* Task inputs *
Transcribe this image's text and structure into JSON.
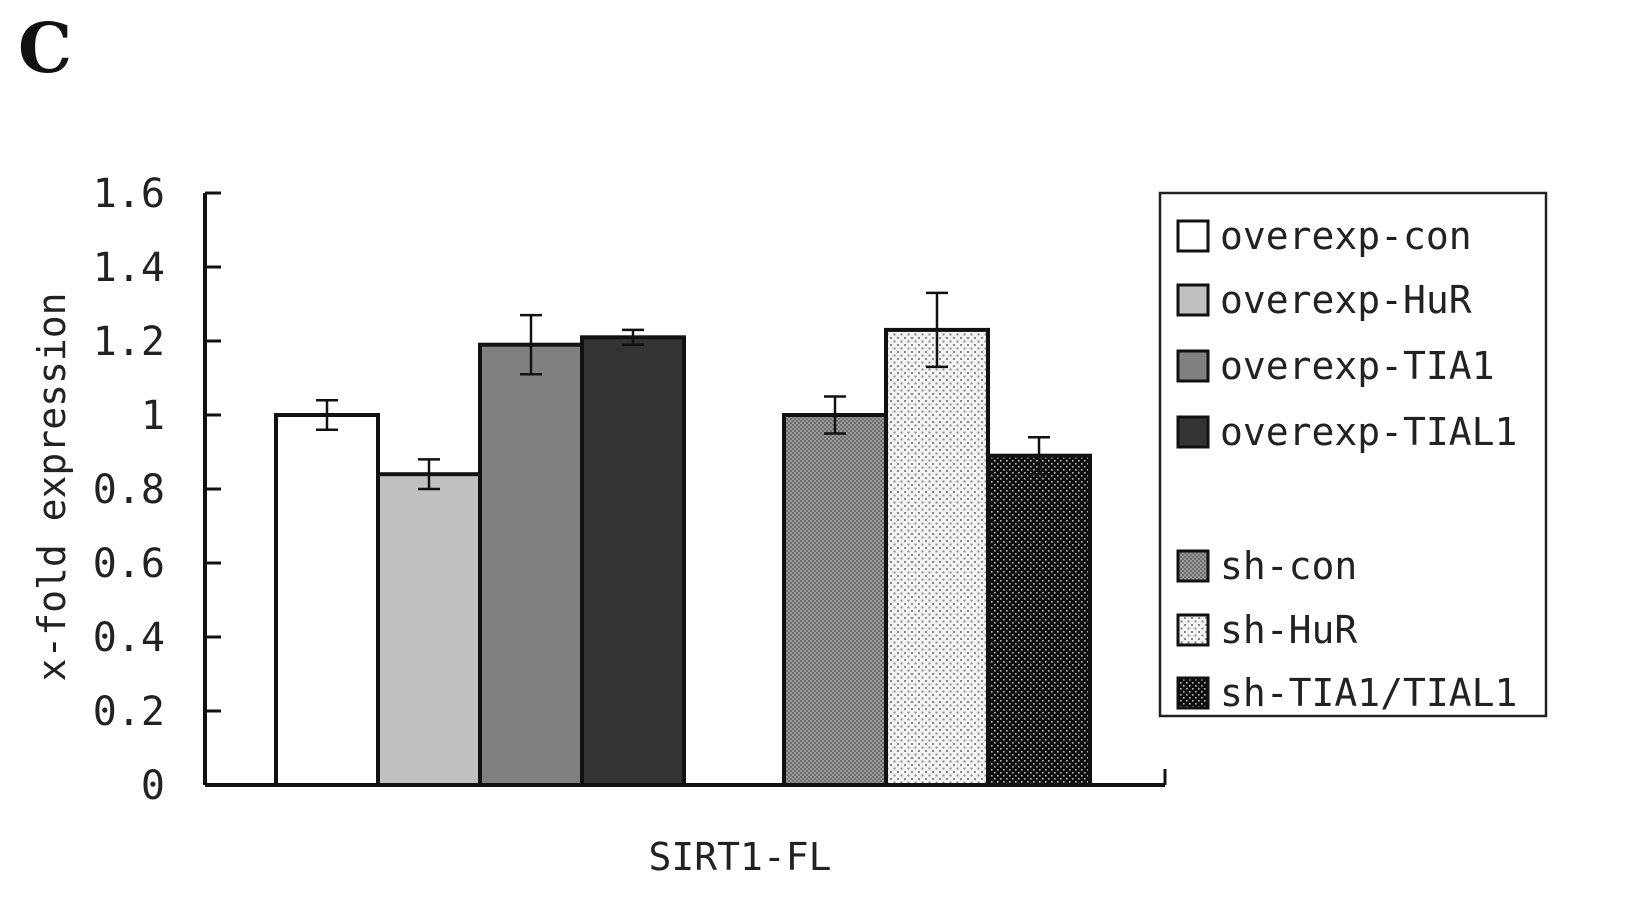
{
  "panel_label": "C",
  "chart_data": {
    "type": "bar",
    "categories": [
      "SIRT1-FL"
    ],
    "ylabel": "x-fold expression",
    "xlabel": "",
    "ylim": [
      0,
      1.6
    ],
    "yticks": [
      "0",
      "0.2",
      "0.4",
      "0.6",
      "0.8",
      "1",
      "1.2",
      "1.4",
      "1.6"
    ],
    "grid": false,
    "legend_position": "right",
    "groups": [
      {
        "series": [
          {
            "name": "overexp-con",
            "value": 1.0,
            "error": 0.04,
            "fill": "#ffffff",
            "pattern": "solid"
          },
          {
            "name": "overexp-HuR",
            "value": 0.84,
            "error": 0.04,
            "fill": "#c0c0c0",
            "pattern": "solid"
          },
          {
            "name": "overexp-TIA1",
            "value": 1.19,
            "error": 0.08,
            "fill": "#808080",
            "pattern": "solid"
          },
          {
            "name": "overexp-TIAL1",
            "value": 1.21,
            "error": 0.02,
            "fill": "#333333",
            "pattern": "solid"
          }
        ]
      },
      {
        "series": [
          {
            "name": "sh-con",
            "value": 1.0,
            "error": 0.05,
            "fill": "#8c8c8c",
            "pattern": "checker"
          },
          {
            "name": "sh-HuR",
            "value": 1.23,
            "error": 0.1,
            "fill": "#eeeeee",
            "pattern": "sparse-dots"
          },
          {
            "name": "sh-TIA1/TIAL1",
            "value": 0.89,
            "error": 0.05,
            "fill": "#111111",
            "pattern": "light-dots"
          }
        ]
      }
    ]
  }
}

* Instructions to follow *
Copy every line above that holds the word "name".

* Result for this exercise *
            "name": "overexp-con",
            "name": "overexp-HuR",
            "name": "overexp-TIA1",
            "name": "overexp-TIAL1",
            "name": "sh-con",
            "name": "sh-HuR",
            "name": "sh-TIA1/TIAL1",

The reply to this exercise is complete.